— BEGIN INFORMATION SUPPLIED —
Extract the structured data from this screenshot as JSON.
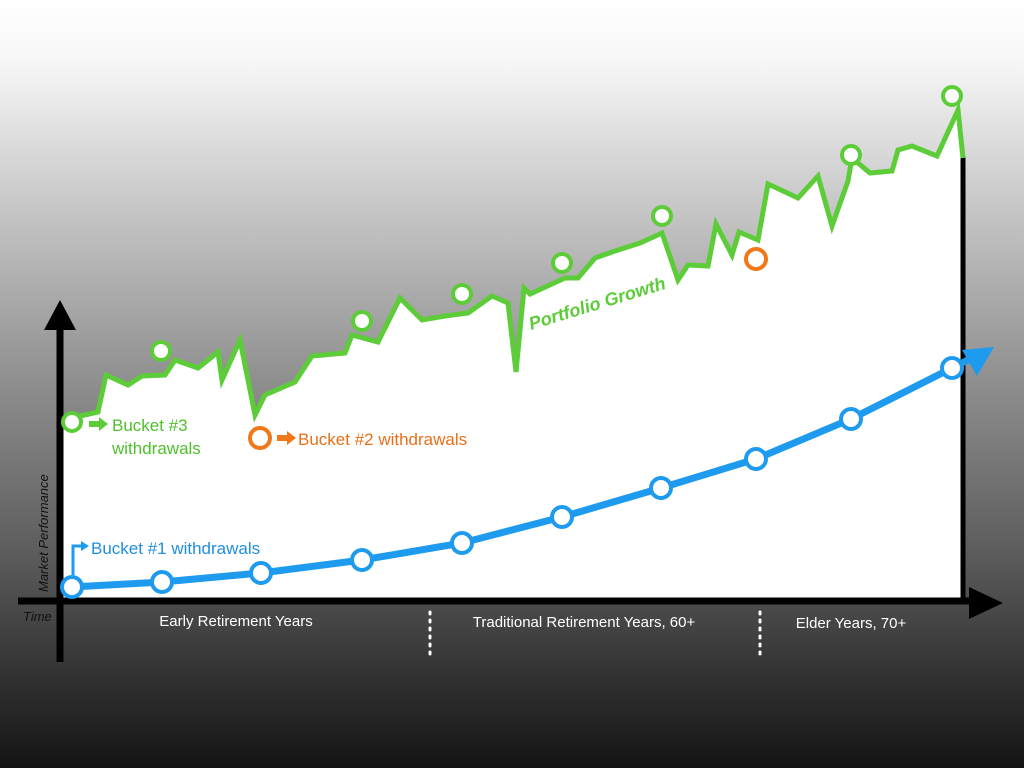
{
  "axes": {
    "y_label": "Market Performance",
    "x_label": "Time"
  },
  "periods": [
    {
      "label": "Early Retirement Years"
    },
    {
      "label": "Traditional Retirement Years, 60+"
    },
    {
      "label": "Elder Years, 70+"
    }
  ],
  "annotations": {
    "portfolio_growth": "Portfolio Growth",
    "bucket3": [
      "Bucket #3",
      "withdrawals"
    ],
    "bucket2": "Bucket #2 withdrawals",
    "bucket1": "Bucket #1 withdrawals"
  },
  "colors": {
    "green": "#5ccc38",
    "orange": "#f07818",
    "blue": "#1e9bef",
    "axis": "#000000",
    "bucket3_text": "#4fc02b",
    "bucket2_text": "#e8701a",
    "bucket1_text": "#1f8ee0"
  }
}
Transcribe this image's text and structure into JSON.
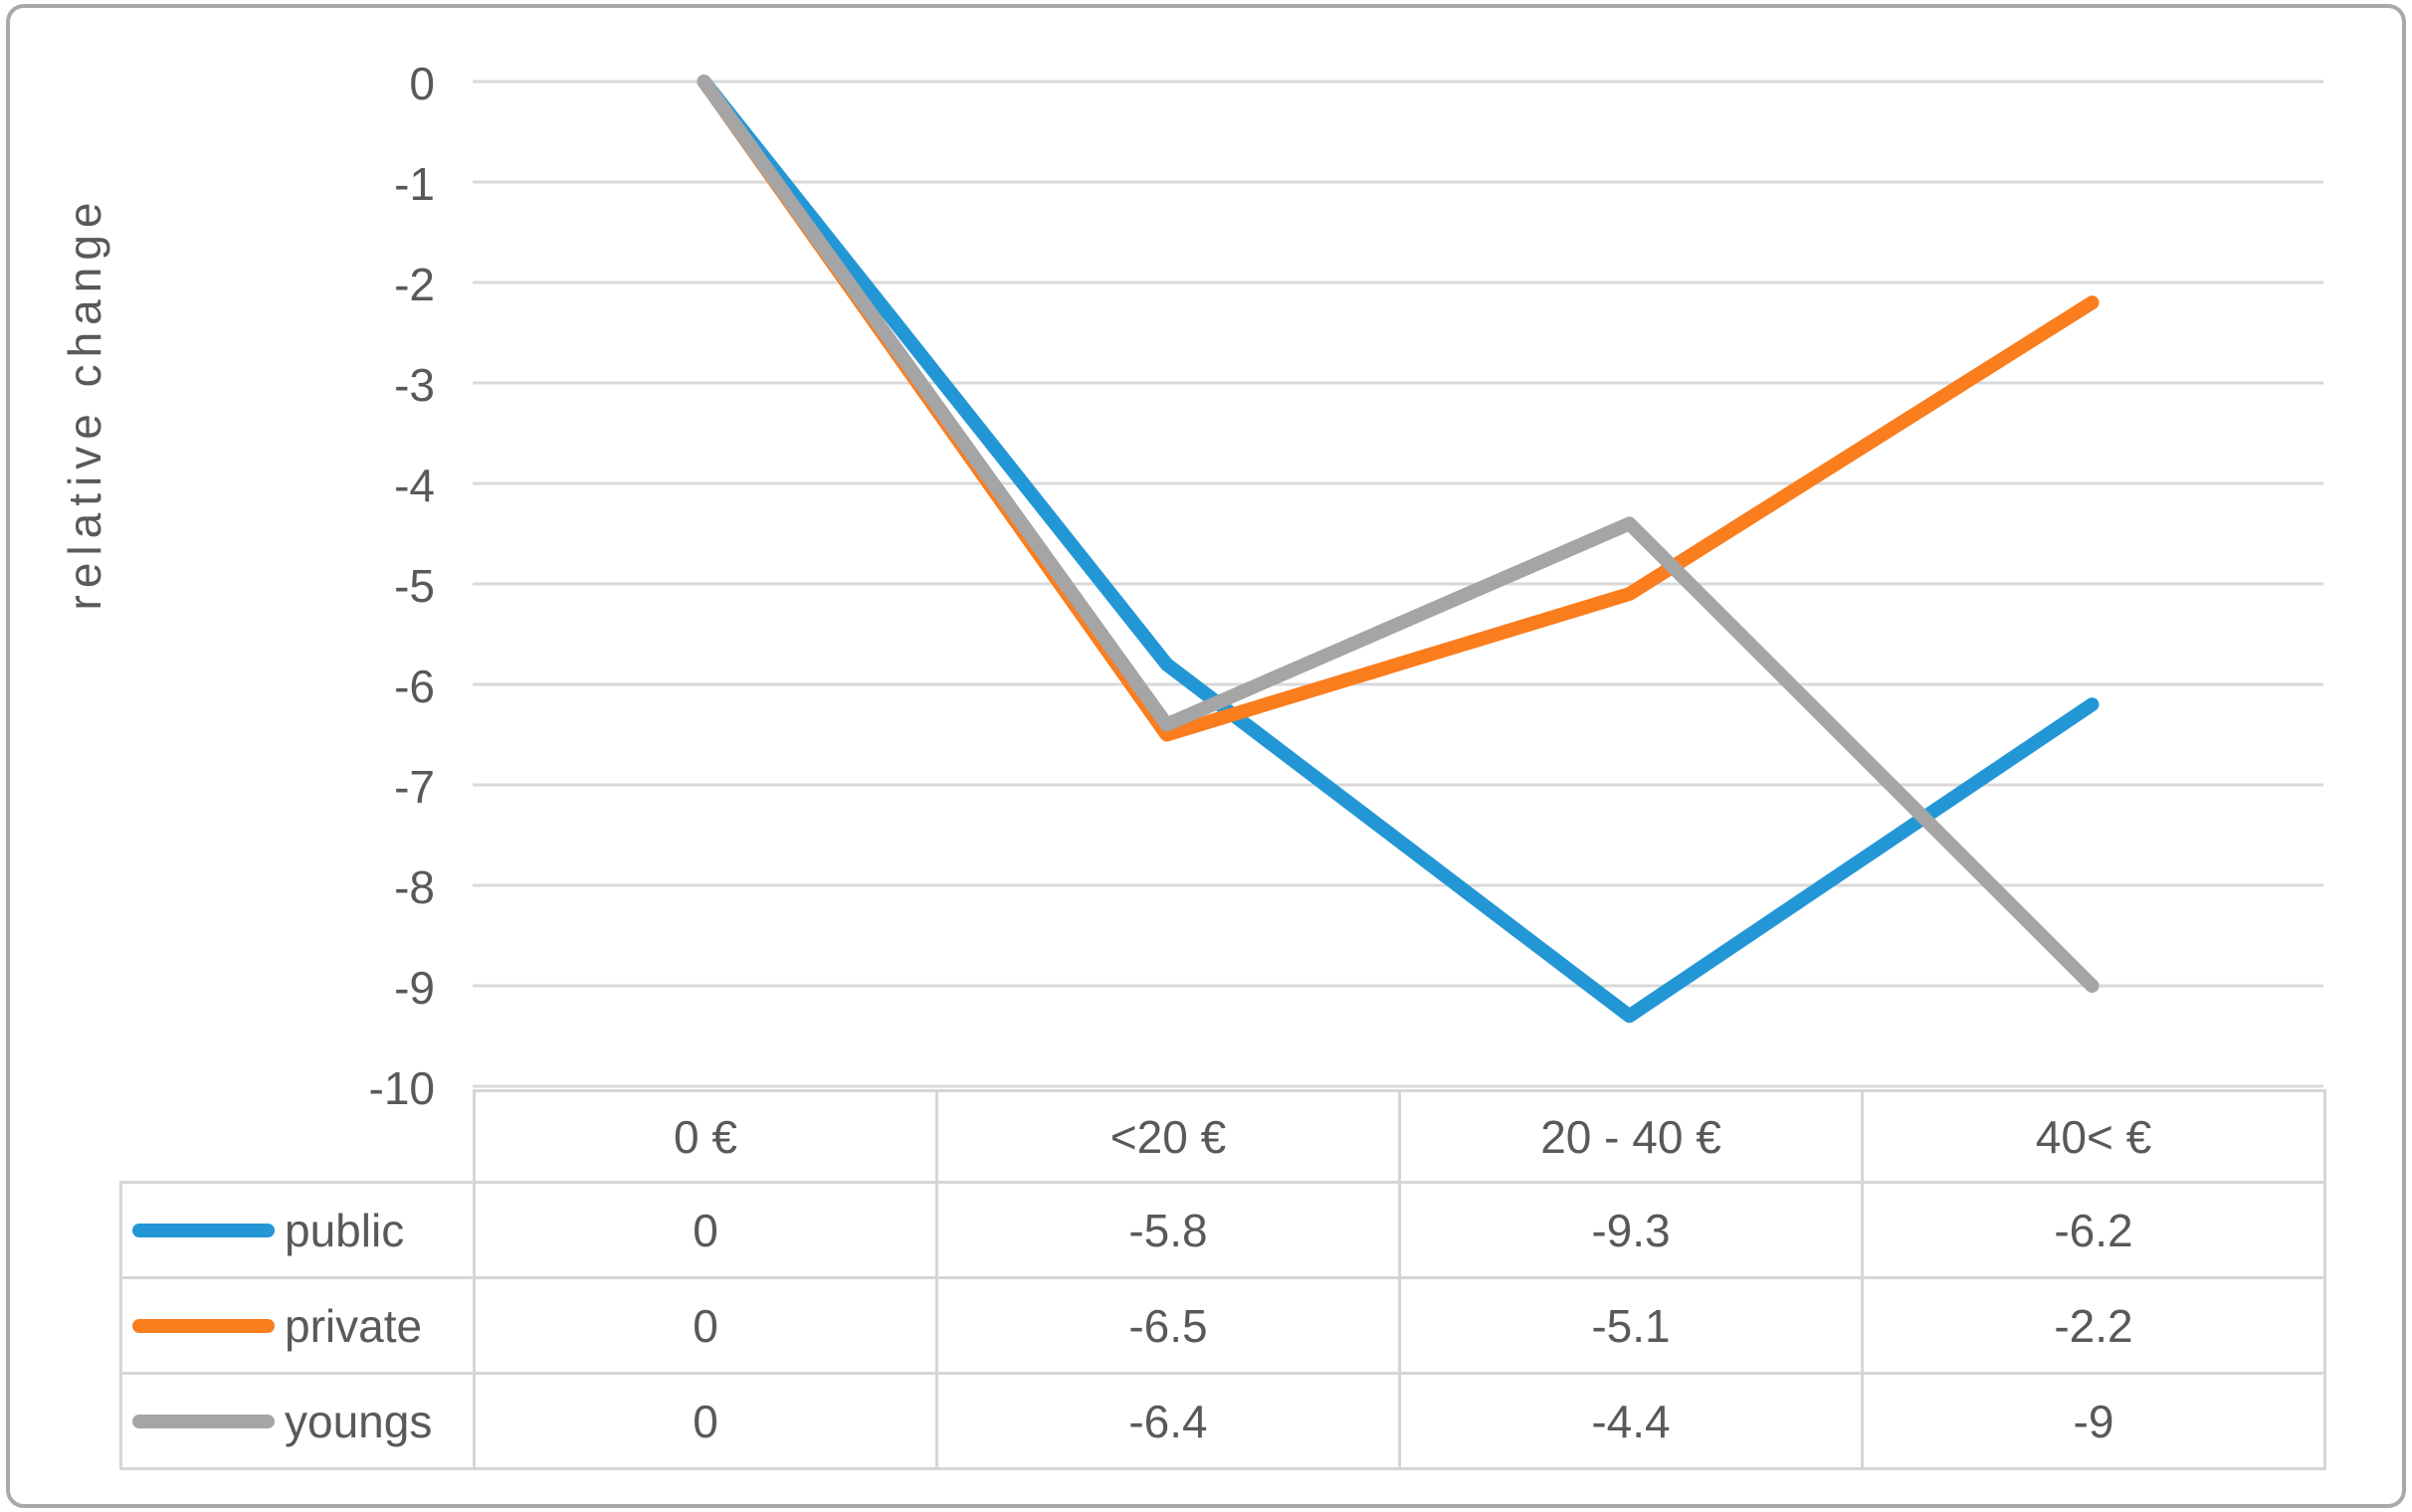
— END INFORMATION SUPPLIED —
◆ **WHAT IS REQUIRED**: Write out the entries above word for word. Do not include the pictures.

◆ **FULL RESPONSE**:
Extract the structured data from this screenshot as JSON.
{
  "axes": {
    "y_label": "Market Performance",
    "x_label": "Time"
  },
  "periods": [
    {
      "label": "Early Retirement Years"
    },
    {
      "label": "Traditional Retirement Years, 60+"
    },
    {
      "label": "Elder Years, 70+"
    }
  ],
  "annotations": {
    "portfolio_growth": "Portfolio Growth",
    "bucket3": [
      "Bucket #3",
      "withdrawals"
    ],
    "bucket2": "Bucket #2 withdrawals",
    "bucket1": "Bucket #1 withdrawals"
  },
  "colors": {
    "green": "#5ccc38",
    "orange": "#f07818",
    "blue": "#1e9bef",
    "axis": "#000000",
    "bucket3_text": "#4fc02b",
    "bucket2_text": "#e8701a",
    "bucket1_text": "#1f8ee0"
  }
}
Transcribe this image's text and structure into JSON.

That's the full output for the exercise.